[MATERIAL FOR THIS EXERCISE start]

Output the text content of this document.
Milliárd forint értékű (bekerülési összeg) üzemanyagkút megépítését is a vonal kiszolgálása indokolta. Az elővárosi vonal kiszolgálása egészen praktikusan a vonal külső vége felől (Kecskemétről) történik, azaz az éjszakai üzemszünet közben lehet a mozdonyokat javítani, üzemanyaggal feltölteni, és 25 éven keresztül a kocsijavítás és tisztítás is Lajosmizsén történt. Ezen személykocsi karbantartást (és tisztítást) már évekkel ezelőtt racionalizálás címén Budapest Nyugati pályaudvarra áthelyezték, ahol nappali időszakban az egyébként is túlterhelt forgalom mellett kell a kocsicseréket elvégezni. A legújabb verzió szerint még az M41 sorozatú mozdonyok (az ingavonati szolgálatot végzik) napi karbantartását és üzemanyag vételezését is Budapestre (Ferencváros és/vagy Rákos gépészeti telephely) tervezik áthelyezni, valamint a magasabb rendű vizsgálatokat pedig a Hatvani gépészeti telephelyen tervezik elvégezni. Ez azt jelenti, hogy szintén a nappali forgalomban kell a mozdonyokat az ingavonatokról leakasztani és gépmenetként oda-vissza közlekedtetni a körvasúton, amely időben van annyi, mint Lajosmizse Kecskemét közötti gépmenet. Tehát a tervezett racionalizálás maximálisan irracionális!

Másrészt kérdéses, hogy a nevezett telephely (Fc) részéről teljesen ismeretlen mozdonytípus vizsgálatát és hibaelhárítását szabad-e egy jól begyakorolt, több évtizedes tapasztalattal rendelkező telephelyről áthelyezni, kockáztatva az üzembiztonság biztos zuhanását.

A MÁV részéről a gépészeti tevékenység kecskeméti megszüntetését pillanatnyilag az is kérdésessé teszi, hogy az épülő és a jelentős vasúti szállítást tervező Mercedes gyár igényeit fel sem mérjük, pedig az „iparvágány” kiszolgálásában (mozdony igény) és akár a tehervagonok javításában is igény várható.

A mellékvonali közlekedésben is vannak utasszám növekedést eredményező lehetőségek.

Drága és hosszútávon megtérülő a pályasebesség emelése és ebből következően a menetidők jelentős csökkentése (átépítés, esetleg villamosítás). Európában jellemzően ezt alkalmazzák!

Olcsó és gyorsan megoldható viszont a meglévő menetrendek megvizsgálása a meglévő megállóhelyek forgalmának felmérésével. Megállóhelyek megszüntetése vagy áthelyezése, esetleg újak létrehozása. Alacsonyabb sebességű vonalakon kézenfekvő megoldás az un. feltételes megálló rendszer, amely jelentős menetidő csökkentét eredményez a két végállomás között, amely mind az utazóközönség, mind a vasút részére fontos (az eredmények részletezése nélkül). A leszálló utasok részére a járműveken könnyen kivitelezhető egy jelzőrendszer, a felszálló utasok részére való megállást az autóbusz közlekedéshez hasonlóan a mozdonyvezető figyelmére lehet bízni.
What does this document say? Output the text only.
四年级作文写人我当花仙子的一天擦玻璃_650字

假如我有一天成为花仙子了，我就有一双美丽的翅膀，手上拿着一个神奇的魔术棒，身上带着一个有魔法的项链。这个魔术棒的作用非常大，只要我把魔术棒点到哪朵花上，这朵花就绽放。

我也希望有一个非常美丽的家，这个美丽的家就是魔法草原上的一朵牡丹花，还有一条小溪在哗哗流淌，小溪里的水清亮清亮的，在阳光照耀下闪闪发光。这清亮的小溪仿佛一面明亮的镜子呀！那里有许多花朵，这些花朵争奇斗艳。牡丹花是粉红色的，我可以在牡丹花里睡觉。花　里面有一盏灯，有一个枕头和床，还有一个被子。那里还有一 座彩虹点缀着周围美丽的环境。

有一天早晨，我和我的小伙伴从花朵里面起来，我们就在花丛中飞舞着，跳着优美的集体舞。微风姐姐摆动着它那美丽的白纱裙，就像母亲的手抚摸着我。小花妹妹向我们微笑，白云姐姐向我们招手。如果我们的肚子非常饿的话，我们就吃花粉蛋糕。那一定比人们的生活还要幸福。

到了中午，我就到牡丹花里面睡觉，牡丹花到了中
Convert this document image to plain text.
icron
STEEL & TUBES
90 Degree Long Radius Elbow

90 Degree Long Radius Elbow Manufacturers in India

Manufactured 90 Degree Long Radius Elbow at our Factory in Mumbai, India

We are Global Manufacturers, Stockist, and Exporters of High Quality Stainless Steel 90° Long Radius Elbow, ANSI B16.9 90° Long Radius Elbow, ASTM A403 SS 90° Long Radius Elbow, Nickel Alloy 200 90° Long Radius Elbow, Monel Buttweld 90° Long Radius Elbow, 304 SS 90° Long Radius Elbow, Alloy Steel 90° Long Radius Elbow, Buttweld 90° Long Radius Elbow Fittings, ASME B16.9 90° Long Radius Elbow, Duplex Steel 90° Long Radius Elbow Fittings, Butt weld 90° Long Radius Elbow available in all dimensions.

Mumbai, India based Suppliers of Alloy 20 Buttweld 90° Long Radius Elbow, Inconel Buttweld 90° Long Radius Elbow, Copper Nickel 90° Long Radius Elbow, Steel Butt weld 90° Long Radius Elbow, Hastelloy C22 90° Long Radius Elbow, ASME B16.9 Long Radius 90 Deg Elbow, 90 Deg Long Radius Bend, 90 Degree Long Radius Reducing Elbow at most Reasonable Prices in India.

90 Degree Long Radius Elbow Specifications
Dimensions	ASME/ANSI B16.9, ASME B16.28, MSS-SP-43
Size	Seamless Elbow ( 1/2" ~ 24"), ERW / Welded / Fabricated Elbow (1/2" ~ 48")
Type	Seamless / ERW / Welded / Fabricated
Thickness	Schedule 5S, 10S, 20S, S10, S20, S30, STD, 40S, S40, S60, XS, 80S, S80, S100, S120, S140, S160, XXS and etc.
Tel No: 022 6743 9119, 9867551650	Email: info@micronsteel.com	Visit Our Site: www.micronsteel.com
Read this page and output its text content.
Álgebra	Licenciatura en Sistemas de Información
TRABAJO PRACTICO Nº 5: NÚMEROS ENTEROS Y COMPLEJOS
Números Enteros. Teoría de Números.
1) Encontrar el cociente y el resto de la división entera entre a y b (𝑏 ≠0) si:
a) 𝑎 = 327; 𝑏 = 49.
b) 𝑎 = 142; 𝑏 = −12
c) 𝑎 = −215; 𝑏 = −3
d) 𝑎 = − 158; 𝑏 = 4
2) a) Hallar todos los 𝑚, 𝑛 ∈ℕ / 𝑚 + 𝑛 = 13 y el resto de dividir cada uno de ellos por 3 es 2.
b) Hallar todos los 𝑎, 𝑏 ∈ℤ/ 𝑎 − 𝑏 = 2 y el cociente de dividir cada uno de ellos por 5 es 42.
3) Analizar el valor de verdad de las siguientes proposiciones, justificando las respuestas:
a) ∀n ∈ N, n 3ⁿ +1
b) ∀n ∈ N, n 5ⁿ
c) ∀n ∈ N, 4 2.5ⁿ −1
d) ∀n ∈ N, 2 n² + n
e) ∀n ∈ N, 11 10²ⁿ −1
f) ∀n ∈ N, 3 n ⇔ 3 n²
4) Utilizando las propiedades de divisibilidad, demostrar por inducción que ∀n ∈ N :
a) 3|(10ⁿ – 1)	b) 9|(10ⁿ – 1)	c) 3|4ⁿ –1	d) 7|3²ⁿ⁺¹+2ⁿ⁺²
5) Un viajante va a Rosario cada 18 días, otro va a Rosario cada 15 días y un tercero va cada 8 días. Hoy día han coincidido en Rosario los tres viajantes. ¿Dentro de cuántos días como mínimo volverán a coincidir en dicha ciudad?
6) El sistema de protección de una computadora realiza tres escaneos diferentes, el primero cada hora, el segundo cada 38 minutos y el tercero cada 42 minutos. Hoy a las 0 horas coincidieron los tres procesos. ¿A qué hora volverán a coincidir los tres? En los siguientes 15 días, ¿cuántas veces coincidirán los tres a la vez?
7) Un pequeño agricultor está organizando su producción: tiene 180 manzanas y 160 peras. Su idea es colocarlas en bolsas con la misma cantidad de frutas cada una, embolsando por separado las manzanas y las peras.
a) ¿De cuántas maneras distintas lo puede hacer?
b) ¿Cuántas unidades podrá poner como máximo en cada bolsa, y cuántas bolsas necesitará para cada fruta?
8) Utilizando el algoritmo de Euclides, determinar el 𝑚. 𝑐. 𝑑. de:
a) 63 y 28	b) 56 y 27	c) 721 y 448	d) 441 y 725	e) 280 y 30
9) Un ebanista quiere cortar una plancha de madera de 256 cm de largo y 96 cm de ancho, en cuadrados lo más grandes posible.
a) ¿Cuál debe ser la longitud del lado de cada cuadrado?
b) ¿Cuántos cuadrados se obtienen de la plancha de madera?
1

[MATERIAL FOR THIS EXERCISE end]

_PROBLEM TO WORK ON:_ Check each line of the entries above for the word "Degree". List the ones that have it.

_TASK RESPONSE:_
90 Degree Long Radius Elbow
90 Degree Long Radius Elbow Manufacturers in India
Manufactured 90 Degree Long Radius Elbow at our Factory in Mumbai, India
Mumbai, India based Suppliers of Alloy 20 Buttweld 90° Long Radius Elbow, Inconel Buttweld 90° Long Radius Elbow, Copper Nickel 90° Long Radius Elbow, Steel Butt weld 90° Long Radius Elbow, Hastelloy C22 90° Long Radius Elbow, ASME B16.9 Long Radius 90 Deg Elbow, 90 Deg Long Radius Bend, 90 Degree Long Radius Reducing Elbow at most Reasonable Prices in India.
90 Degree Long Radius Elbow Specifications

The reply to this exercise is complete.